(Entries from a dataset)

----

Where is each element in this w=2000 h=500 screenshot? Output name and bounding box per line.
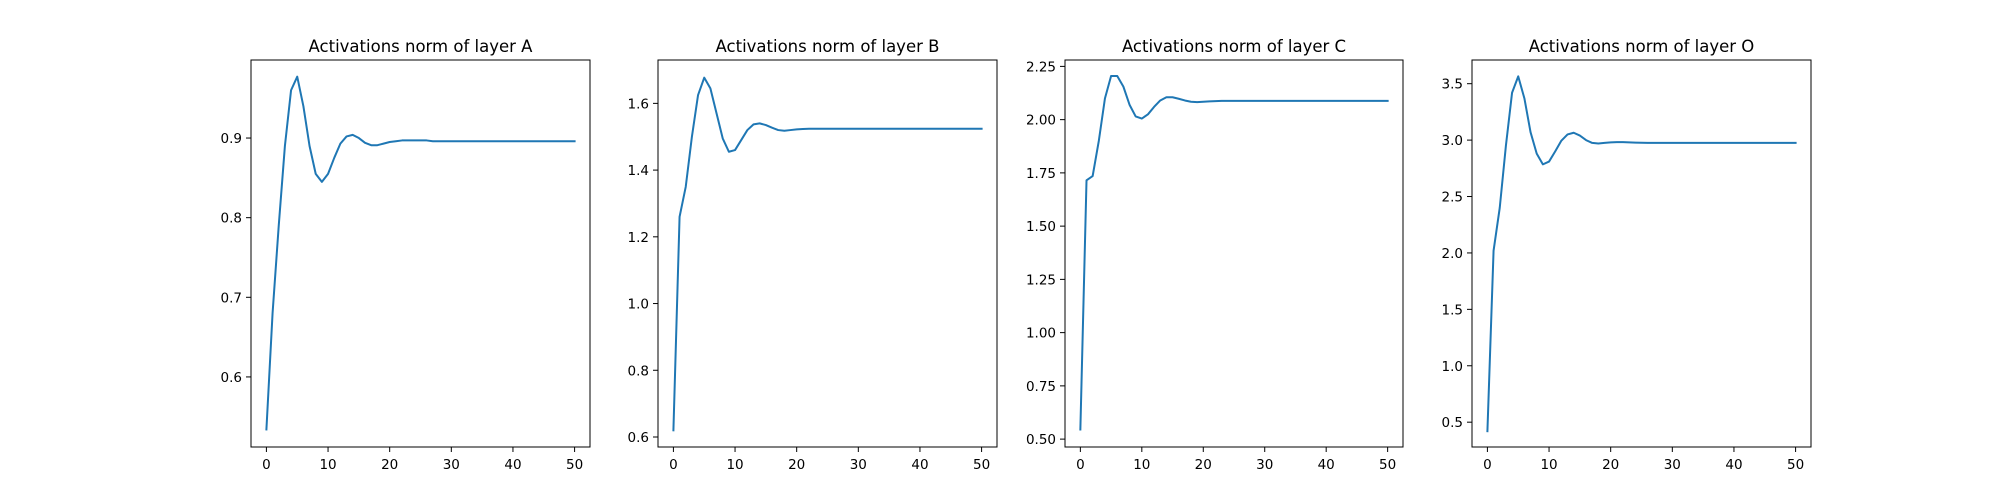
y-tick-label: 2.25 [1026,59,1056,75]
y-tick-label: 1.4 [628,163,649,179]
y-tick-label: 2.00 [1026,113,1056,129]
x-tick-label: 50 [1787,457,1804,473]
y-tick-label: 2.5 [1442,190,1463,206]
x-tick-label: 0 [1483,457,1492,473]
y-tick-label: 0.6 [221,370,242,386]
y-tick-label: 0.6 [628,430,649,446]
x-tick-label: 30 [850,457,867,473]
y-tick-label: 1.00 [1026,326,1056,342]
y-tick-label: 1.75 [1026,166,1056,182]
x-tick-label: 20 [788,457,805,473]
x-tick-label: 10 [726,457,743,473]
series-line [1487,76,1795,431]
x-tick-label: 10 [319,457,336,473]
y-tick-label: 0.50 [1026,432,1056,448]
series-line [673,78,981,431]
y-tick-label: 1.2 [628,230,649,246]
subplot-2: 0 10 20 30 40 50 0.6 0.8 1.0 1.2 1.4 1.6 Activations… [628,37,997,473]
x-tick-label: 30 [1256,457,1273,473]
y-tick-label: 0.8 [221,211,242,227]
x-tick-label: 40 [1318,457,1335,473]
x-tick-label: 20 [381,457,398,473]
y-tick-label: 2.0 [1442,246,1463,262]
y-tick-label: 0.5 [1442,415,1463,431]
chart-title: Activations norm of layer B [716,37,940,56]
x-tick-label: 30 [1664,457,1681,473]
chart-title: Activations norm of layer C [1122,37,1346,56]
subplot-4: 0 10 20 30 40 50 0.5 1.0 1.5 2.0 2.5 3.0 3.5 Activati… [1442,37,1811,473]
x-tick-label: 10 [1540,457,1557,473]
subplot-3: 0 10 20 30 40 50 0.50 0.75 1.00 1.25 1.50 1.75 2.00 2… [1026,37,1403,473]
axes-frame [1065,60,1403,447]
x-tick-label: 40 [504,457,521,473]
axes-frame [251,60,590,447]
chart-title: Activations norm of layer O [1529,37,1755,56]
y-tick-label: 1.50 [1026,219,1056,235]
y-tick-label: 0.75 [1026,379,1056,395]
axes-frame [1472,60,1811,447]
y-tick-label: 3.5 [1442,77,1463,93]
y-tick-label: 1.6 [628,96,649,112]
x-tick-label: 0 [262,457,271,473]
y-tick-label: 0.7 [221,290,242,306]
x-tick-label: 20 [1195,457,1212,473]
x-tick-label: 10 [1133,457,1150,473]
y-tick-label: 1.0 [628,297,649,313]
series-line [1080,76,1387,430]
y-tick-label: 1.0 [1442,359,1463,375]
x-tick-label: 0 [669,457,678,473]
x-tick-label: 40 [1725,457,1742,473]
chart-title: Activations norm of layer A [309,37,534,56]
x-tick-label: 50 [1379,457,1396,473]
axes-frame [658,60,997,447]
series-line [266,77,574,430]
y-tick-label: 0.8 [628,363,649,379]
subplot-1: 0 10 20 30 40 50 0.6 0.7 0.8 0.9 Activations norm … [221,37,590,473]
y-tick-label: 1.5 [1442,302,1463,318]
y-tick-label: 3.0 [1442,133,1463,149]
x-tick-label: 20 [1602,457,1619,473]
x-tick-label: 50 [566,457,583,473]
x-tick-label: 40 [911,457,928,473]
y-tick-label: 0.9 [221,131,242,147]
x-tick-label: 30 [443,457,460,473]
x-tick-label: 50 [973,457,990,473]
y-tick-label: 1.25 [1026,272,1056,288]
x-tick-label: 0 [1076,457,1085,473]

----

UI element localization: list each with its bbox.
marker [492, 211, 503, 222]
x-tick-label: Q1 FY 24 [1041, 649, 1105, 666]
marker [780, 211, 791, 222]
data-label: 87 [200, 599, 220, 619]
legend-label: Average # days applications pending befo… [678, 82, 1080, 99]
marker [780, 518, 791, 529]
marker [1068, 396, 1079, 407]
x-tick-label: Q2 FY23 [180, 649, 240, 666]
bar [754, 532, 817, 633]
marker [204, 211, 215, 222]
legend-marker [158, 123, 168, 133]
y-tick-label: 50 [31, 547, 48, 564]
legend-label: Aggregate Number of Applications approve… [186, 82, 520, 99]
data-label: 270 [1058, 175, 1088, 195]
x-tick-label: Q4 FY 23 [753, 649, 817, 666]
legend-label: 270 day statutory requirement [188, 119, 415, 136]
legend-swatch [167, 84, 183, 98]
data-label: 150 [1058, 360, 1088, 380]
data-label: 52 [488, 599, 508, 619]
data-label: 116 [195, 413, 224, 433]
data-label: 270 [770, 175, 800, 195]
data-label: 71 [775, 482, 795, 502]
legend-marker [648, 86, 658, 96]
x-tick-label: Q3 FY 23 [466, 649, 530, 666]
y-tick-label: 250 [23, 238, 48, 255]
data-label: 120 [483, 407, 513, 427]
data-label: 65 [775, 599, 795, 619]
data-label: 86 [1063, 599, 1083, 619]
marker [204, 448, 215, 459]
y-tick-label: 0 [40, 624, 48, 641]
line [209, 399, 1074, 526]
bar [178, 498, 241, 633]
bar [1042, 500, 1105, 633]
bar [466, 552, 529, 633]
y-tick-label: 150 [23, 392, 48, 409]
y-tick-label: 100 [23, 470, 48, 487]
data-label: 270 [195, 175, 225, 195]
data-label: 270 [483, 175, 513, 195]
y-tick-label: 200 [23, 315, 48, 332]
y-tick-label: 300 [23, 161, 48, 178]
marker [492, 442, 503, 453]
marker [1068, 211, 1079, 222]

----

> **What you are asked to do**: Extract the lines unchanged, starting with the line containing "y-tick-label: 2.25 [1026,59,1056,75]" and ending with the line containing "y-tick-label: 1.6 [628,96,649,112]", both included.

> **Result for this task**:
y-tick-label: 2.25 [1026,59,1056,75]
y-tick-label: 1.4 [628,163,649,179]
y-tick-label: 2.00 [1026,113,1056,129]
x-tick-label: 50 [1787,457,1804,473]
y-tick-label: 2.5 [1442,190,1463,206]
x-tick-label: 0 [1483,457,1492,473]
y-tick-label: 0.6 [221,370,242,386]
y-tick-label: 0.6 [628,430,649,446]
x-tick-label: 30 [850,457,867,473]
y-tick-label: 1.00 [1026,326,1056,342]
y-tick-label: 1.75 [1026,166,1056,182]
x-tick-label: 20 [788,457,805,473]
x-tick-label: 10 [726,457,743,473]
series-line [1487,76,1795,431]
x-tick-label: 10 [319,457,336,473]
y-tick-label: 0.50 [1026,432,1056,448]
series-line [673,78,981,431]
y-tick-label: 1.2 [628,230,649,246]
subplot-2: 0 10 20 30 40 50 0.6 0.8 1.0 1.2 1.4 1.6 Activations… [628,37,997,473]
x-tick-label: 30 [1256,457,1273,473]
y-tick-label: 0.8 [221,211,242,227]
x-tick-label: 40 [1318,457,1335,473]
x-tick-label: 20 [381,457,398,473]
y-tick-label: 2.0 [1442,246,1463,262]
y-tick-label: 0.5 [1442,415,1463,431]
chart-title: Activations norm of layer B [716,37,940,56]
x-tick-label: 30 [1664,457,1681,473]
chart-title: Activations norm of layer C [1122,37,1346,56]
subplot-4: 0 10 20 30 40 50 0.5 1.0 1.5 2.0 2.5 3.0 3.5 Activati… [1442,37,1811,473]
x-tick-label: 10 [1540,457,1557,473]
subplot-3: 0 10 20 30 40 50 0.50 0.75 1.00 1.25 1.50 1.75 2.00 2… [1026,37,1403,473]
axes-frame [1065,60,1403,447]
x-tick-label: 40 [504,457,521,473]
axes-frame [251,60,590,447]
chart-title: Activations norm of layer O [1529,37,1755,56]
y-tick-label: 1.50 [1026,219,1056,235]
y-tick-label: 0.75 [1026,379,1056,395]
axes-frame [1472,60,1811,447]
y-tick-label: 3.5 [1442,77,1463,93]
y-tick-label: 1.6 [628,96,649,112]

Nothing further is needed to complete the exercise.